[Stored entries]
══════════════════════════════

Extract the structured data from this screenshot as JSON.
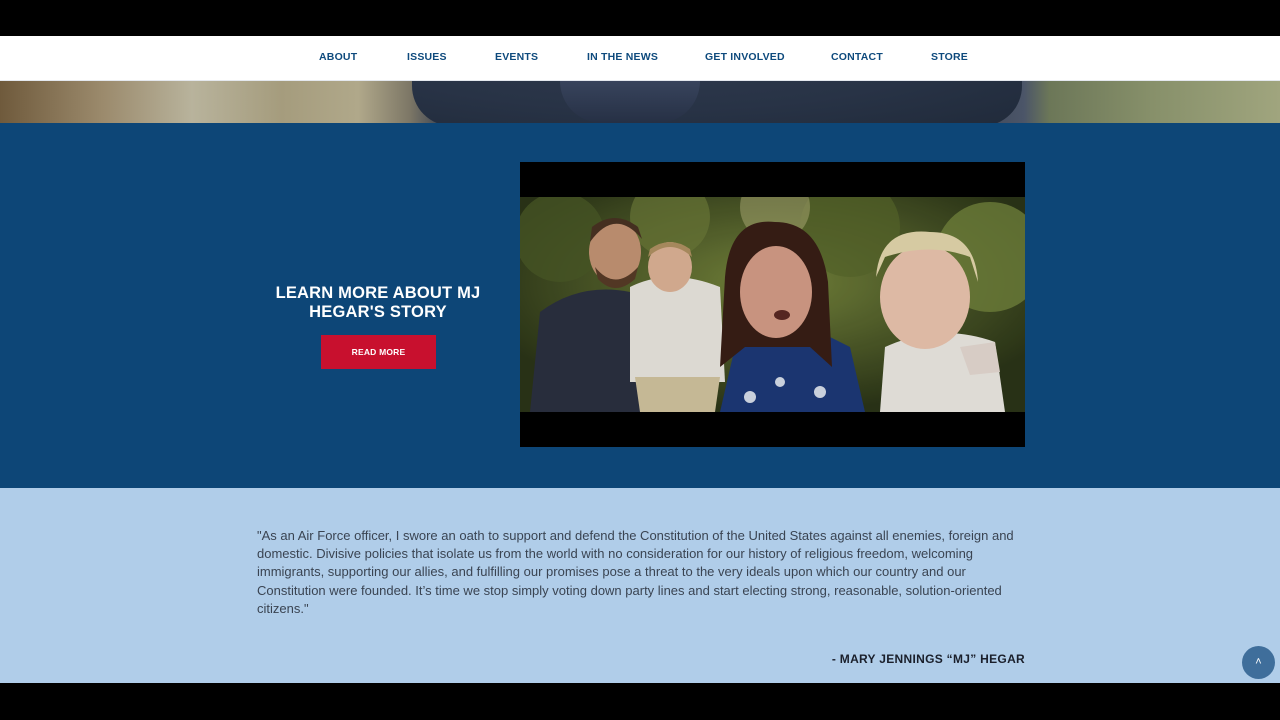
{
  "nav": {
    "items": [
      {
        "label": "ABOUT"
      },
      {
        "label": "ISSUES"
      },
      {
        "label": "EVENTS"
      },
      {
        "label": "IN THE NEWS"
      },
      {
        "label": "GET INVOLVED"
      },
      {
        "label": "CONTACT"
      },
      {
        "label": "STORE"
      }
    ]
  },
  "story": {
    "title": "LEARN MORE ABOUT MJ HEGAR'S STORY",
    "button_label": "READ MORE"
  },
  "quote": {
    "text": "\"As an Air Force officer, I swore an oath to support and defend the Constitution of the United States against all enemies, foreign and domestic. Divisive policies that isolate us from the world with no consideration for our history of religious freedom, welcoming immigrants, supporting our allies, and fulfilling our promises pose a threat to the very ideals upon which our country and our Constitution were founded. It’s time we stop simply voting down party lines and start electing strong, reasonable, solution-oriented citizens.\"",
    "author": "- MARY JENNINGS “MJ” HEGAR"
  },
  "colors": {
    "nav_text": "#0e4a7d",
    "story_bg": "#0d4677",
    "button_red": "#c8102e",
    "quote_bg": "#b0cde9"
  },
  "icons": {
    "back_to_top": "chevron-up-icon"
  }
}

══════════════════════════════

PROBLEM REQUIREMENTS — Are you able to set down all the lines above exactly, without any pictures?

SOLVED PROBLEM —
Extract the structured data from this screenshot as JSON.
{
  "nav": {
    "items": [
      {
        "label": "ABOUT"
      },
      {
        "label": "ISSUES"
      },
      {
        "label": "EVENTS"
      },
      {
        "label": "IN THE NEWS"
      },
      {
        "label": "GET INVOLVED"
      },
      {
        "label": "CONTACT"
      },
      {
        "label": "STORE"
      }
    ]
  },
  "story": {
    "title": "LEARN MORE ABOUT MJ HEGAR'S STORY",
    "button_label": "READ MORE"
  },
  "quote": {
    "text": "\"As an Air Force officer, I swore an oath to support and defend the Constitution of the United States against all enemies, foreign and domestic. Divisive policies that isolate us from the world with no consideration for our history of religious freedom, welcoming immigrants, supporting our allies, and fulfilling our promises pose a threat to the very ideals upon which our country and our Constitution were founded. It’s time we stop simply voting down party lines and start electing strong, reasonable, solution-oriented citizens.\"",
    "author": "- MARY JENNINGS “MJ” HEGAR"
  },
  "colors": {
    "nav_text": "#0e4a7d",
    "story_bg": "#0d4677",
    "button_red": "#c8102e",
    "quote_bg": "#b0cde9"
  },
  "icons": {
    "back_to_top": "chevron-up-icon"
  }
}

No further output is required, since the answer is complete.